> [EXERCISE DETAILS] Skip the pictures. Copy all the rest of the records down exactly.

> [DATASET ROWS]
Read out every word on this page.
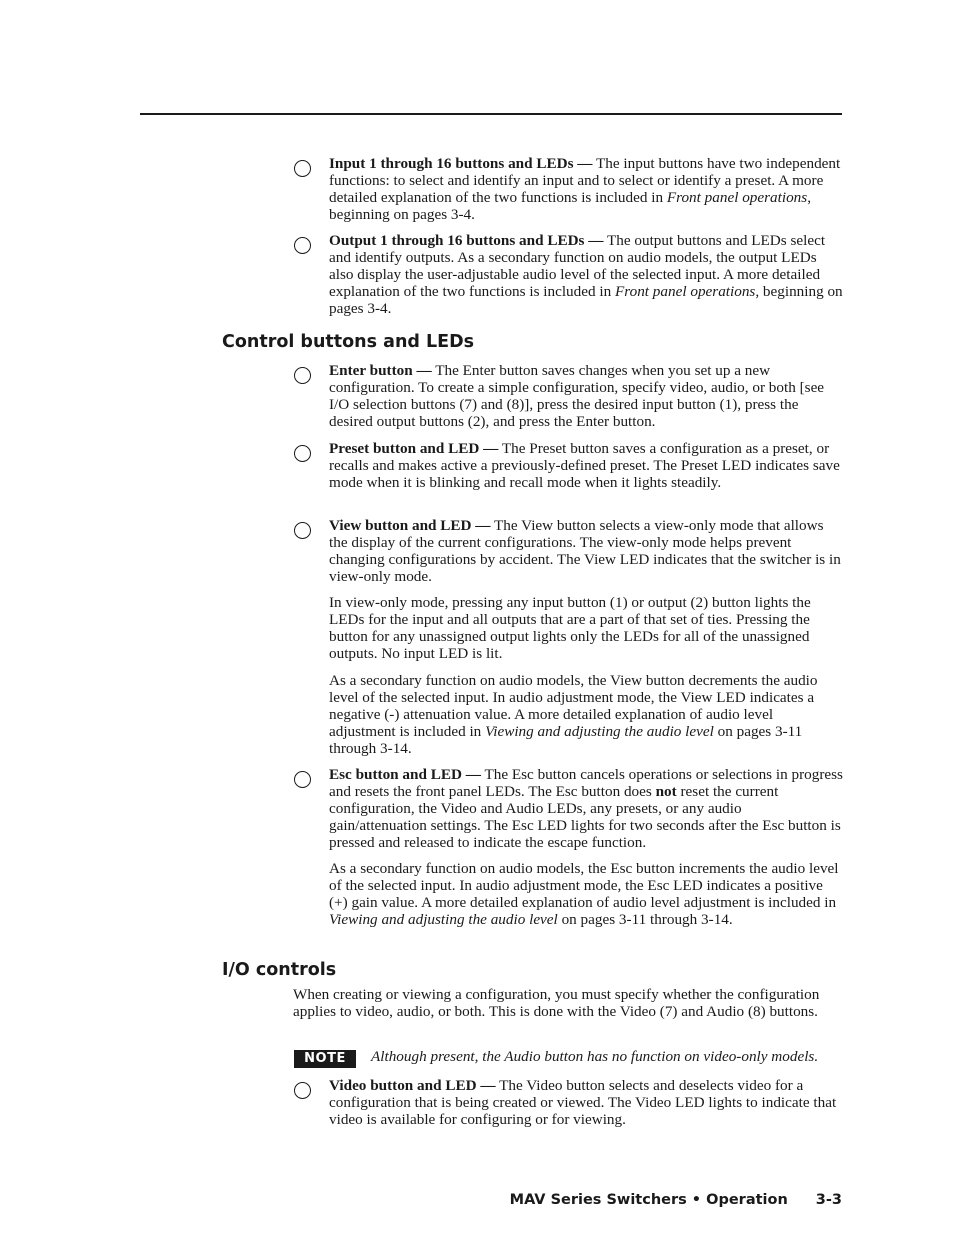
Input 1 through 16 buttons and LEDs — The input buttons have two independent functions: to select and identify an input and to select or identify a preset. A more detailed explanation of the two functions is included in Front panel operations, beginning on pages 3-4.

Output 1 through 16 buttons and LEDs — The output buttons and LEDs select and identify outputs. As a secondary function on audio models, the output LEDs also display the user-adjustable audio level of the selected input. A more detailed explanation of the two functions is included in Front panel operations, beginning on pages 3-4.

Control buttons and LEDs

Enter button — The Enter button saves changes when you set up a new configuration. To create a simple configuration, specify video, audio, or both [see I/O selection buttons (7) and (8)], press the desired input button (1), press the desired output buttons (2), and press the Enter button.

Preset button and LED — The Preset button saves a configuration as a preset, or recalls and makes active a previously-defined preset. The Preset LED indicates save mode when it is blinking and recall mode when it lights steadily.

View button and LED — The View button selects a view-only mode that allows the display of the current configurations. The view-only mode helps prevent changing configurations by accident. The View LED indicates that the switcher is in view-only mode.

In view-only mode, pressing any input button (1) or output (2) button lights the LEDs for the input and all outputs that are a part of that set of ties. Pressing the button for any unassigned output lights only the LEDs for all of the unassigned outputs. No input LED is lit.

As a secondary function on audio models, the View button decrements the audio level of the selected input. In audio adjustment mode, the View LED indicates a negative (-) attenuation value. A more detailed explanation of audio level adjustment is included in Viewing and adjusting the audio level on pages 3-11 through 3-14.

Esc button and LED — The Esc button cancels operations or selections in progress and resets the front panel LEDs. The Esc button does not reset the current configuration, the Video and Audio LEDs, any presets, or any audio gain/attenuation settings. The Esc LED lights for two seconds after the Esc button is pressed and released to indicate the escape function.

As a secondary function on audio models, the Esc button increments the audio level of the selected input. In audio adjustment mode, the Esc LED indicates a positive (+) gain value. A more detailed explanation of audio level adjustment is included in Viewing and adjusting the audio level on pages 3-11 through 3-14.

I/O controls

When creating or viewing a configuration, you must specify whether the configuration applies to video, audio, or both. This is done with the Video (7) and Audio (8) buttons.

NOTE	Although present, the Audio button has no function on video-only models.

Video button and LED — The Video button selects and deselects video for a configuration that is being created or viewed. The Video LED lights to indicate that video is available for configuring or for viewing.

MAV Series Switchers • Operation 3-3
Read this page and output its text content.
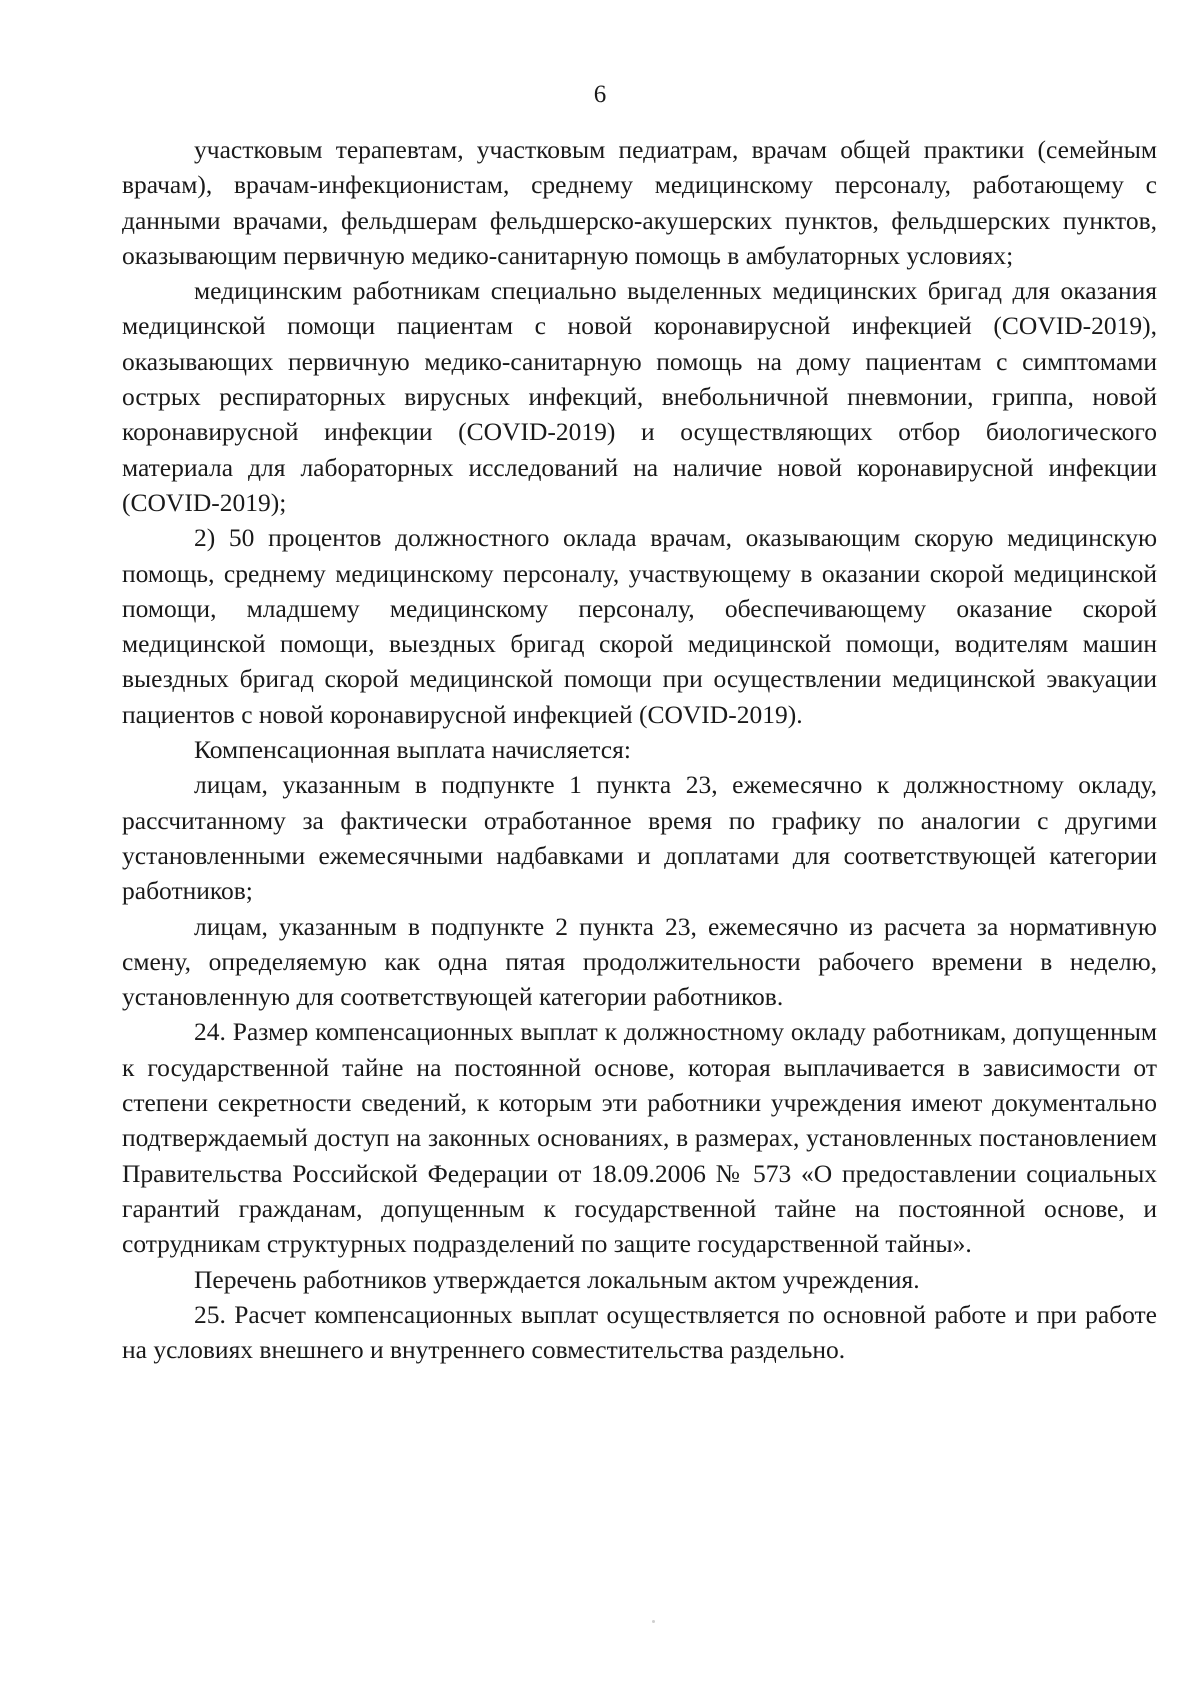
6

участковым терапевтам, участковым педиатрам, врачам общей практики (семейным врачам), врачам-инфекционистам, среднему медицинскому персоналу, работающему с данными врачами, фельдшерам фельдшерско-акушерских пунктов, фельдшерских пунктов, оказывающим первичную медико-санитарную помощь в амбулаторных условиях;

медицинским работникам специально выделенных медицинских бригад для оказания медицинской помощи пациентам с новой коронавирусной инфекцией (COVID-2019), оказывающих первичную медико-санитарную помощь на дому пациентам с симптомами острых респираторных вирусных инфекций, внебольничной пневмонии, гриппа, новой коронавирусной инфекции (COVID-2019) и осуществляющих отбор биологического материала для лабораторных исследований на наличие новой коронавирусной инфекции (COVID-2019);

2) 50 процентов должностного оклада врачам, оказывающим скорую медицинскую помощь, среднему медицинскому персоналу, участвующему в оказании скорой медицинской помощи, младшему медицинскому персоналу, обеспечивающему оказание скорой медицинской помощи, выездных бригад скорой медицинской помощи, водителям машин выездных бригад скорой медицинской помощи при осуществлении медицинской эвакуации пациентов с новой коронавирусной инфекцией (COVID-2019).

Компенсационная выплата начисляется:

лицам, указанным в подпункте 1 пункта 23, ежемесячно к должностному окладу, рассчитанному за фактически отработанное время по графику по аналогии с другими установленными ежемесячными надбавками и доплатами для соответствующей категории работников;

лицам, указанным в подпункте 2 пункта 23, ежемесячно из расчета за нормативную смену, определяемую как одна пятая продолжительности рабочего времени в неделю, установленную для соответствующей категории работников.

24. Размер компенсационных выплат к должностному окладу работникам, допущенным к государственной тайне на постоянной основе, которая выплачивается в зависимости от степени секретности сведений, к которым эти работники учреждения имеют документально подтверждаемый доступ на законных основаниях, в размерах, установленных постановлением Правительства Российской Федерации от 18.09.2006 № 573 «О предоставлении социальных гарантий гражданам, допущенным к государственной тайне на постоянной основе, и сотрудникам структурных подразделений по защите государственной тайны».

Перечень работников утверждается локальным актом учреждения.

25. Расчет компенсационных выплат осуществляется по основной работе и при работе на условиях внешнего и внутреннего совместительства раздельно.
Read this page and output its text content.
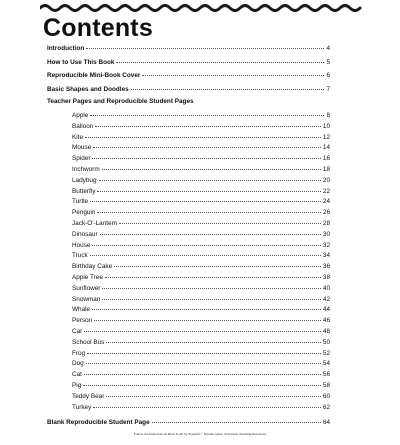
Contents
Introduction	4
How to Use This Book	5
Reproducible Mini-Book Cover	6
Basic Shapes and Doodles	7
Teacher Pages and Reproducible Student Pages
Apple	8
Balloon	10
Kite	12
Mouse	14
Spider	16
Inchworm	18
Ladybug	20
Butterfly	22
Turtle	24
Penguin	26
Jack-O'-Lantern	28
Dinosaur	30
House	32
Truck	34
Birthday Cake	36
Apple Tree	38
Sunflower	40
Snowman	42
Whale	44
Person	46
Car	48
School Bus	50
Frog	52
Dog	54
Cat	56
Pig	58
Teddy Bear	60
Turkey	62
Blank Reproducible Student Page	64
Follow the Directions & Draw It All by Yourself © Kristin Geller, Scholastic Teaching Resources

> [COMPLETE OUTPUT]
Read out every word on this page.
Input 1 through 16 buttons and LEDs — The input buttons have two independent functions: to select and identify an input and to select or identify a preset. A more detailed explanation of the two functions is included in Front panel operations, beginning on pages 3-4.

Output 1 through 16 buttons and LEDs — The output buttons and LEDs select and identify outputs. As a secondary function on audio models, the output LEDs also display the user-adjustable audio level of the selected input. A more detailed explanation of the two functions is included in Front panel operations, beginning on pages 3-4.

Control buttons and LEDs

Enter button — The Enter button saves changes when you set up a new configuration. To create a simple configuration, specify video, audio, or both [see I/O selection buttons (7) and (8)], press the desired input button (1), press the desired output buttons (2), and press the Enter button.

Preset button and LED — The Preset button saves a configuration as a preset, or recalls and makes active a previously-defined preset. The Preset LED indicates save mode when it is blinking and recall mode when it lights steadily.

View button and LED — The View button selects a view-only mode that allows the display of the current configurations. The view-only mode helps prevent changing configurations by accident. The View LED indicates that the switcher is in view-only mode.

In view-only mode, pressing any input button (1) or output (2) button lights the LEDs for the input and all outputs that are a part of that set of ties. Pressing the button for any unassigned output lights only the LEDs for all of the unassigned outputs. No input LED is lit.

As a secondary function on audio models, the View button decrements the audio level of the selected input. In audio adjustment mode, the View LED indicates a negative (-) attenuation value. A more detailed explanation of audio level adjustment is included in Viewing and adjusting the audio level on pages 3-11 through 3-14.

Esc button and LED — The Esc button cancels operations or selections in progress and resets the front panel LEDs. The Esc button does not reset the current configuration, the Video and Audio LEDs, any presets, or any audio gain/attenuation settings. The Esc LED lights for two seconds after the Esc button is pressed and released to indicate the escape function.

As a secondary function on audio models, the Esc button increments the audio level of the selected input. In audio adjustment mode, the Esc LED indicates a positive (+) gain value. A more detailed explanation of audio level adjustment is included in Viewing and adjusting the audio level on pages 3-11 through 3-14.

I/O controls

When creating or viewing a configuration, you must specify whether the configuration applies to video, audio, or both. This is done with the Video (7) and Audio (8) buttons.

NOTE	Although present, the Audio button has no function on video-only models.

Video button and LED — The Video button selects and deselects video for a configuration that is being created or viewed. The Video LED lights to indicate that video is available for configuring or for viewing.

MAV Series Switchers • Operation 3-3
Read this page and output its text content.
6

участковым терапевтам, участковым педиатрам, врачам общей практики (семейным врачам), врачам-инфекционистам, среднему медицинскому персоналу, работающему с данными врачами, фельдшерам фельдшерско-акушерских пунктов, фельдшерских пунктов, оказывающим первичную медико-санитарную помощь в амбулаторных условиях;

медицинским работникам специально выделенных медицинских бригад для оказания медицинской помощи пациентам с новой коронавирусной инфекцией (COVID-2019), оказывающих первичную медико-санитарную помощь на дому пациентам с симптомами острых респираторных вирусных инфекций, внебольничной пневмонии, гриппа, новой коронавирусной инфекции (COVID-2019) и осуществляющих отбор биологического материала для лабораторных исследований на наличие новой коронавирусной инфекции (COVID-2019);

2) 50 процентов должностного оклада врачам, оказывающим скорую медицинскую помощь, среднему медицинскому персоналу, участвующему в оказании скорой медицинской помощи, младшему медицинскому персоналу, обеспечивающему оказание скорой медицинской помощи, выездных бригад скорой медицинской помощи, водителям машин выездных бригад скорой медицинской помощи при осуществлении медицинской эвакуации пациентов с новой коронавирусной инфекцией (COVID-2019).

Компенсационная выплата начисляется:

лицам, указанным в подпункте 1 пункта 23, ежемесячно к должностному окладу, рассчитанному за фактически отработанное время по графику по аналогии с другими установленными ежемесячными надбавками и доплатами для соответствующей категории работников;

лицам, указанным в подпункте 2 пункта 23, ежемесячно из расчета за нормативную смену, определяемую как одна пятая продолжительности рабочего времени в неделю, установленную для соответствующей категории работников.

24. Размер компенсационных выплат к должностному окладу работникам, допущенным к государственной тайне на постоянной основе, которая выплачивается в зависимости от степени секретности сведений, к которым эти работники учреждения имеют документально подтверждаемый доступ на законных основаниях, в размерах, установленных постановлением Правительства Российской Федерации от 18.09.2006 № 573 «О предоставлении социальных гарантий гражданам, допущенным к государственной тайне на постоянной основе, и сотрудникам структурных подразделений по защите государственной тайны».

Перечень работников утверждается локальным актом учреждения.

25. Расчет компенсационных выплат осуществляется по основной работе и при работе на условиях внешнего и внутреннего совместительства раздельно.
Read this page and output its text content.
Contents
Introduction	4
How to Use This Book	5
Reproducible Mini-Book Cover	6
Basic Shapes and Doodles	7
Teacher Pages and Reproducible Student Pages
Apple	8
Balloon	10
Kite	12
Mouse	14
Spider	16
Inchworm	18
Ladybug	20
Butterfly	22
Turtle	24
Penguin	26
Jack-O'-Lantern	28
Dinosaur	30
House	32
Truck	34
Birthday Cake	36
Apple Tree	38
Sunflower	40
Snowman	42
Whale	44
Person	46
Car	48
School Bus	50
Frog	52
Dog	54
Cat	56
Pig	58
Teddy Bear	60
Turkey	62
Blank Reproducible Student Page	64
Follow the Directions & Draw It All by Yourself © Kristin Geller, Scholastic Teaching Resources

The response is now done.